What is asked ▸ Lay out every line of the material below as a Markdown table with two columns, Index for the row number and Entry for the line, and skip blank lines. Leave the pictures out of the table.

▬▬▬

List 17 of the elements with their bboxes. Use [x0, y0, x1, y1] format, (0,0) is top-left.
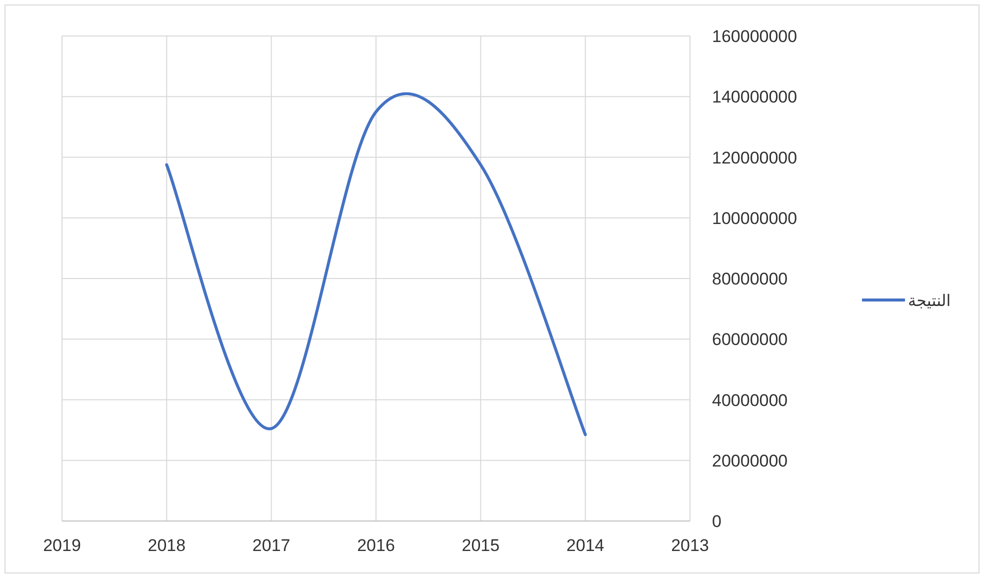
y-tick-label: 140000000 [712, 88, 798, 107]
x-tick-label: 2019 [43, 536, 81, 555]
x-tick-label: 2018 [148, 536, 186, 555]
y-tick-label: 80000000 [712, 270, 788, 288]
x-tick-label: 2014 [566, 536, 604, 555]
y-tick-label: 60000000 [712, 330, 788, 350]
x-tick-label: 2017 [252, 536, 290, 555]
y-tick-label: 120000000 [712, 148, 798, 168]
legend-label: النتيجة [908, 293, 951, 310]
y-tick-label: 100000000 [712, 208, 798, 228]
y-tick-label: 0 [712, 512, 722, 531]
x-tick-label: 2015 [462, 536, 500, 555]
y-tick-label: 40000000 [712, 390, 788, 410]
x-tick-label: 2013 [671, 536, 709, 555]
x-tick-label: 2016 [357, 536, 395, 555]
y-tick-label: 160000000 [712, 27, 798, 46]
y-tick-label: 20000000 [712, 451, 788, 470]
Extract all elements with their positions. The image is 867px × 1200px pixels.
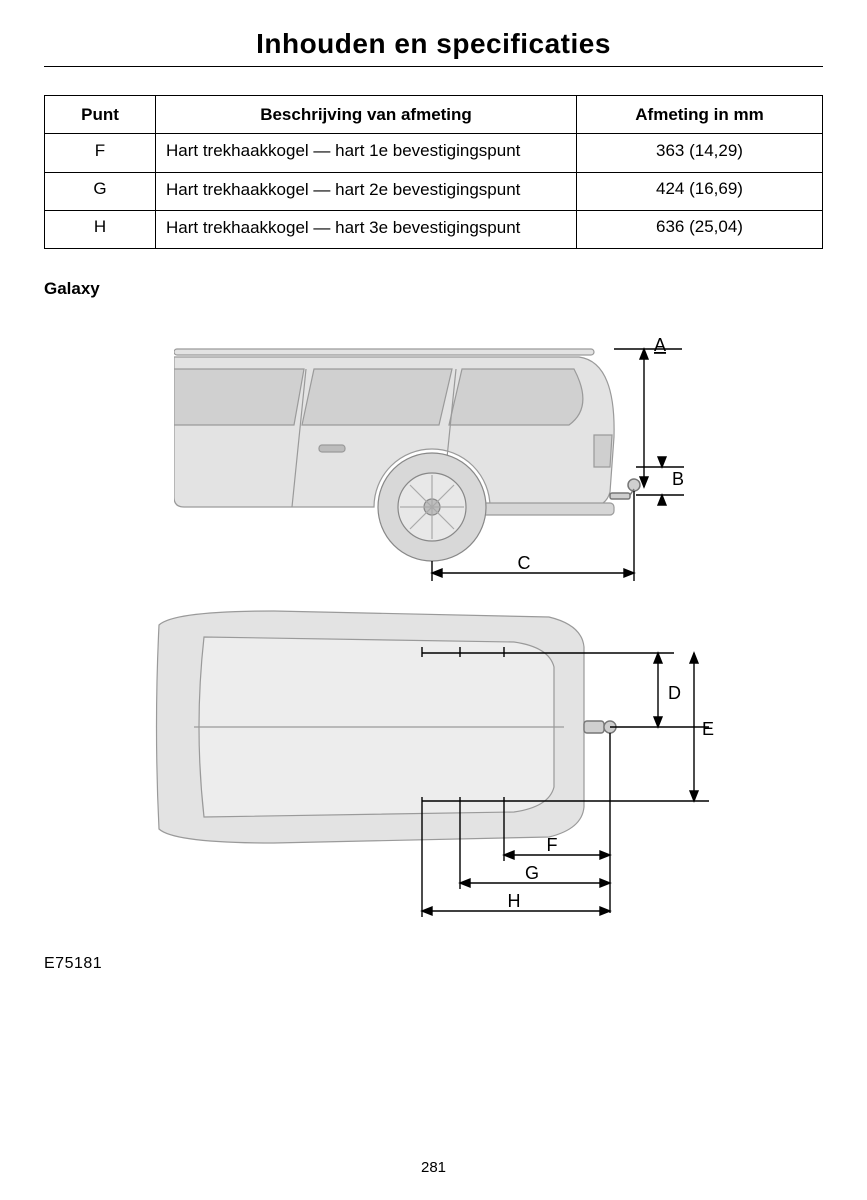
table-row: H Hart trekhaakkogel — hart 3e bevestigi… [45,210,823,248]
table-row: F Hart trekhaakkogel — hart 1e bevestigi… [45,134,823,172]
cell-punt: F [45,134,156,172]
page-number: 281 [0,1159,867,1176]
dim-label-D: D [668,683,681,703]
dim-label-F: F [546,835,557,855]
cell-desc: Hart trekhaakkogel — hart 1e bevestiging… [156,134,577,172]
cell-desc: Hart trekhaakkogel — hart 2e bevestiging… [156,172,577,210]
cell-desc: Hart trekhaakkogel — hart 3e bevestiging… [156,210,577,248]
cell-punt: H [45,210,156,248]
dim-label-A: A [654,335,666,355]
title-rule [44,66,823,67]
dim-label-E: E [702,719,714,739]
vehicle-top-view-diagram: D E F [154,607,714,927]
col-header-punt: Punt [45,96,156,134]
vehicle-side-view-diagram: A B C [174,317,694,597]
table-row: G Hart trekhaakkogel — hart 2e bevestigi… [45,172,823,210]
dim-label-H: H [507,891,520,911]
col-header-desc: Beschrijving van afmeting [156,96,577,134]
cell-punt: G [45,172,156,210]
section-label-galaxy: Galaxy [44,279,823,299]
dim-label-C: C [517,553,530,573]
dim-label-G: G [524,863,538,883]
dimensions-table: Punt Beschrijving van afmeting Afmeting … [44,95,823,249]
page-title: Inhouden en specificaties [44,28,823,60]
dim-label-B: B [672,469,684,489]
cell-dim: 424 (16,69) [577,172,823,210]
figure-id: E75181 [44,955,102,973]
cell-dim: 636 (25,04) [577,210,823,248]
cell-dim: 363 (14,29) [577,134,823,172]
col-header-dim: Afmeting in mm [577,96,823,134]
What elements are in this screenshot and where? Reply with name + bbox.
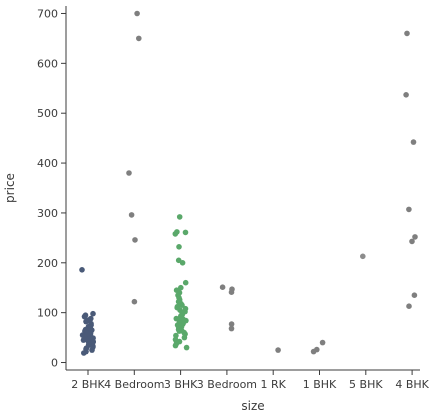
- data-point: [406, 303, 412, 310]
- data-point: [404, 30, 410, 37]
- data-point: [132, 237, 138, 243]
- data-point: [310, 348, 317, 355]
- x-tick-label: 1 BHK: [303, 378, 337, 391]
- data-point: [172, 342, 179, 349]
- data-point: [183, 344, 190, 351]
- data-point: [412, 234, 418, 240]
- data-point: [228, 289, 235, 296]
- data-point: [131, 298, 138, 305]
- data-point: [319, 339, 326, 346]
- data-point: [82, 335, 89, 342]
- data-point: [179, 260, 186, 266]
- y-tick-label: 500: [37, 107, 58, 120]
- x-tick-label: 4 Bedroom: [104, 378, 164, 391]
- data-point: [181, 334, 188, 341]
- data-point: [79, 267, 85, 273]
- x-tick-label: 3 BHK: [164, 378, 198, 391]
- data-point: [173, 315, 180, 322]
- x-tick-label: 5 BHK: [349, 378, 383, 391]
- x-tick-label: 2 BHK: [71, 378, 105, 391]
- data-point: [176, 244, 182, 250]
- data-point: [182, 279, 189, 286]
- data-point: [90, 338, 96, 345]
- data-point: [83, 318, 89, 325]
- y-tick-label: 100: [37, 307, 58, 320]
- x-tick-label: 1 RK: [261, 378, 287, 391]
- data-point: [178, 327, 185, 334]
- y-tick-label: 400: [37, 157, 58, 170]
- data-point: [275, 347, 281, 353]
- data-point: [81, 313, 88, 320]
- y-tick-label: 700: [37, 7, 58, 20]
- data-point: [81, 350, 87, 356]
- data-point: [360, 253, 366, 260]
- data-points: [79, 10, 418, 356]
- data-point: [134, 10, 140, 17]
- data-point: [89, 347, 95, 353]
- y-tick-label: 0: [51, 357, 58, 370]
- data-point: [406, 206, 412, 213]
- y-tick-label: 600: [37, 57, 58, 70]
- y-axis-title: price: [3, 173, 17, 203]
- data-point: [179, 302, 185, 309]
- data-point: [410, 139, 417, 145]
- data-point: [182, 229, 189, 236]
- x-tick-label: 4 BHK: [395, 378, 429, 391]
- x-axis-title: size: [241, 399, 264, 413]
- data-point: [136, 35, 142, 42]
- y-tick-label: 200: [37, 257, 58, 270]
- data-point: [411, 292, 418, 299]
- data-point: [174, 304, 180, 311]
- axes: 0 100 200 300 400 500 600 700 2 BHK 4 Bedroom 3 BH…: [37, 6, 430, 391]
- data-point: [126, 170, 132, 176]
- data-point: [409, 238, 415, 245]
- data-point: [228, 321, 235, 327]
- y-tick-label: 300: [37, 207, 58, 220]
- data-point: [403, 92, 409, 98]
- data-point: [176, 214, 183, 220]
- data-point: [84, 330, 90, 337]
- data-point: [90, 310, 96, 317]
- data-point: [85, 341, 92, 348]
- data-point: [219, 284, 226, 291]
- x-tick-label: 3 Bedroom: [197, 378, 257, 391]
- data-point: [177, 321, 183, 328]
- data-point: [178, 284, 184, 291]
- data-point: [179, 309, 185, 316]
- data-point: [128, 212, 135, 218]
- data-point: [228, 325, 235, 332]
- data-point: [172, 231, 179, 237]
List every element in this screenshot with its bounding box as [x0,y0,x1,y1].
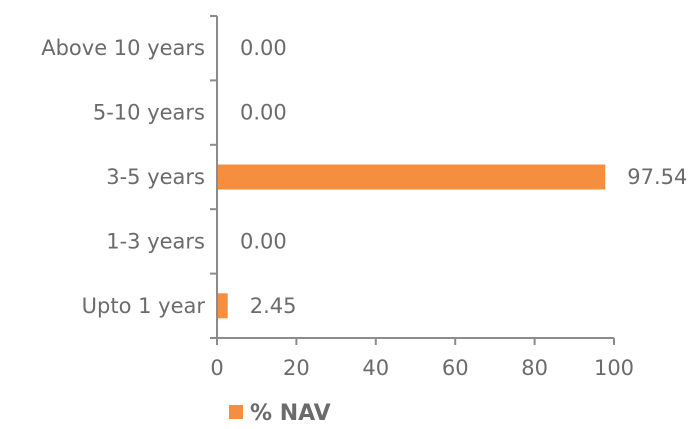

▬▬▬

Response to this task ▸
| Index | Entry |
|---|---|
| 1 | List 17 of the elements with their bboxes. Use [x0, y0, x1, y1] format, (0,0) is top-left. |
| 2 | y-tick-label: 140000000 [712, 88, 798, 107] |
| 3 | x-tick-label: 2019 [43, 536, 81, 555] |
| 4 | x-tick-label: 2018 [148, 536, 186, 555] |
| 5 | y-tick-label: 80000000 [712, 270, 788, 288] |
| 6 | x-tick-label: 2014 [566, 536, 604, 555] |
| 7 | y-tick-label: 60000000 [712, 330, 788, 350] |
| 8 | x-tick-label: 2017 [252, 536, 290, 555] |
| 9 | y-tick-label: 120000000 [712, 148, 798, 168] |
| 10 | legend-label: النتيجة [908, 293, 951, 310] |
| 11 | y-tick-label: 100000000 [712, 208, 798, 228] |
| 12 | y-tick-label: 0 [712, 512, 722, 531] |
| 13 | x-tick-label: 2015 [462, 536, 500, 555] |
| 14 | y-tick-label: 40000000 [712, 390, 788, 410] |
| 15 | x-tick-label: 2013 [671, 536, 709, 555] |
| 16 | x-tick-label: 2016 [357, 536, 395, 555] |
| 17 | y-tick-label: 160000000 [712, 27, 798, 46] |
| 18 | y-tick-label: 20000000 [712, 451, 788, 470] |
| 19 | Extract all elements with their positions. The image is 867px × 1200px pixels. |
| 20 | table-row: H Hart trekhaakkogel — hart 3e bevestigi… [45,210,823,248] |
| 21 | table-row: F Hart trekhaakkogel — hart 1e bevestigi… [45,134,823,172] |
| 22 | cell-punt: F [45,134,156,172] |
| 23 | page-number: 281 [0,1159,867,1176] |
| 24 | dim-label-D: D [668,683,681,703] |
| 25 | dim-label-F: F [546,835,557,855] |
| 26 | cell-desc: Hart trekhaakkogel — hart 1e bevestiging… [156,134,577,172] |
| 27 | cell-desc: Hart trekhaakkogel — hart 2e bevestiging… [156,172,577,210] |
| 28 | cell-desc: Hart trekhaakkogel — hart 3e bevestiging… [156,210,577,248] |
| 29 | cell-punt: H [45,210,156,248] |
| 30 | dim-label-A: A [654,335,666,355] |
| 31 | title-rule [44,66,823,67] |
| 32 | dim-label-E: E [702,719,714,739] |
| 33 | vehicle-top-view-diagram: D E F [154,607,714,927] |
| 34 | col-header-punt: Punt [45,96,156,134] |
| 35 | vehicle-side-view-diagram: A B C [174,317,694,597] |
| 36 | table-row: G Hart trekhaakkogel — hart 2e bevestigi… [45,172,823,210] |
| 37 | dim-label-H: H [507,891,520,911] |
| 38 | col-header-desc: Beschrijving van afmeting [156,96,577,134] |
| 39 | cell-punt: G [45,172,156,210] |
| 40 | section-label-galaxy: Galaxy [44,279,823,299] |
| 41 | dim-label-C: C [517,553,530,573] |
| 42 | dim-label-G: G [524,863,538,883] |
| 43 | dimensions-table: Punt Beschrijving van afmeting Afmeting … [44,95,823,249] |
| 44 | page-title: Inhouden en specificaties [44,28,823,60] |
| 45 | dim-label-B: B [672,469,684,489] |
| 46 | cell-dim: 424 (16,69) [577,172,823,210] |
| 47 | figure-id: E75181 [44,955,102,973] |
| 48 | cell-dim: 636 (25,04) [577,210,823,248] |
| 49 | cell-dim: 363 (14,29) [577,134,823,172] |
| 50 | col-header-dim: Afmeting in mm [577,96,823,134] |
| 51 | What elements are in this screenshot and where? Reply with name + bbox. |
| 52 | - data-point: [406, 303, 412, 310] |
| 53 | - data-point: [404, 30, 410, 37] |
| 54 | - data-point: [132, 237, 138, 243] |
| 55 | - data-point: [310, 348, 317, 355] |
| 56 | - x-tick-label: 1 BHK: [303, 378, 337, 391] |
| 57 | - data-point: [172, 342, 179, 349] |
| 58 | - data-point: [183, 344, 190, 351] |
| 59 | - data-point: [412, 234, 418, 240] |
| 60 | - data-point: [228, 289, 235, 296] |
| 61 | - data-point: [131, 298, 138, 305] |
| 62 | - data-point: [319, 339, 326, 346] |
| 63 | - data-point: [82, 335, 89, 342] |
| 64 | - data-point: [179, 260, 186, 266] |
| 65 | - y-tick-label: 500: [37, 107, 58, 120] |
| 66 | - x-tick-label: 4 Bedroom: [104, 378, 164, 391] |
| 67 | - data-point: [181, 334, 188, 341] |
| 68 | - data-point: [79, 267, 85, 273] |
| 69 | - x-tick-label: 3 BHK: [164, 378, 198, 391] |
| 70 | - data-point: [173, 315, 180, 322] |
| 71 | - x-tick-label: 5 BHK: [349, 378, 383, 391] |
| 72 | - x-tick-label: 2 BHK: [71, 378, 105, 391] |
| 73 | - data-point: [176, 244, 182, 250] |
| 74 | - data-point: [182, 279, 189, 286] |
| 75 | - data-point: [90, 338, 96, 345] |
| 76 | - data-point: [83, 318, 89, 325] |
| 77 | - y-tick-label: 100: [37, 307, 58, 320] |
| 78 | - x-tick-label: 1 RK: [261, 378, 287, 391] |
| 79 | - data-point: [178, 327, 185, 334] |
| 80 | - y-tick-label: 400: [37, 157, 58, 170] |
| 81 | - data-point: [275, 347, 281, 353] |
| 82 | - data-point: [81, 313, 88, 320] |
| 83 | - y-tick-label: 700: [37, 7, 58, 20] |
| 84 | - data-point: [81, 350, 87, 356] |
| 85 | - data-point: [360, 253, 366, 260] |
| 86 | - data-points: [79, 10, 418, 356] |
| 87 | - data-point: [134, 10, 140, 17] |
| 88 | - data-point: [89, 347, 95, 353] |
| 89 | - y-tick-label: 0: [51, 357, 58, 370] |
| 90 | - data-point: [406, 206, 412, 213] |
| 91 | - y-tick-label: 600: [37, 57, 58, 70] |
| 92 | - y-axis-title: price: [3, 173, 17, 203] |
| 93 | - data-point: [179, 302, 185, 309] |
| 94 | - data-point: [410, 139, 417, 145] |
| 95 | - data-point: [182, 229, 189, 236] |
| 96 | - x-tick-label: 4 BHK: [395, 378, 429, 391] |
| 97 | - x-axis-title: size: [241, 399, 264, 413] |
| 98 | - data-point: [136, 35, 142, 42] |
| 99 | - y-tick-label: 200: [37, 257, 58, 270] |
| 100 | - data-point: [411, 292, 418, 299] |
| 101 | - data-point: [174, 304, 180, 311] |
| 102 | - axes: 0 100 200 300 400 500 600 700 2 BHK 4 Bedroom 3 BH…: [37, 6, 430, 391] |
| 103 | - data-point: [126, 170, 132, 176] |
| 104 | - data-point: [409, 238, 415, 245] |
| 105 | - data-point: [228, 321, 235, 327] |
| 106 | - y-tick-label: 300: [37, 207, 58, 220] |
| 107 | - data-point: [403, 92, 409, 98] |
| 108 | - data-point: [176, 214, 183, 220] |
| 109 | - data-point: [84, 330, 90, 337] |
| 110 | - data-point: [90, 310, 96, 317] |
| 111 | - data-point: [85, 341, 92, 348] |
| 112 | - data-point: [219, 284, 226, 291] |
| 113 | - x-tick-label: 3 Bedroom: [197, 378, 257, 391] |
| 114 | - data-point: [177, 321, 183, 328] |
| 115 | - data-point: [178, 284, 184, 291] |
| 116 | - data-point: [179, 309, 185, 316] |
| 117 | - data-point: [128, 212, 135, 218] |
| 118 | - data-point: [228, 325, 235, 332] |
| 119 | - data-point: [172, 231, 179, 237] |
| 120 | List every element in this screenshot with its bounding box as [x0,y0,x1,y1]. |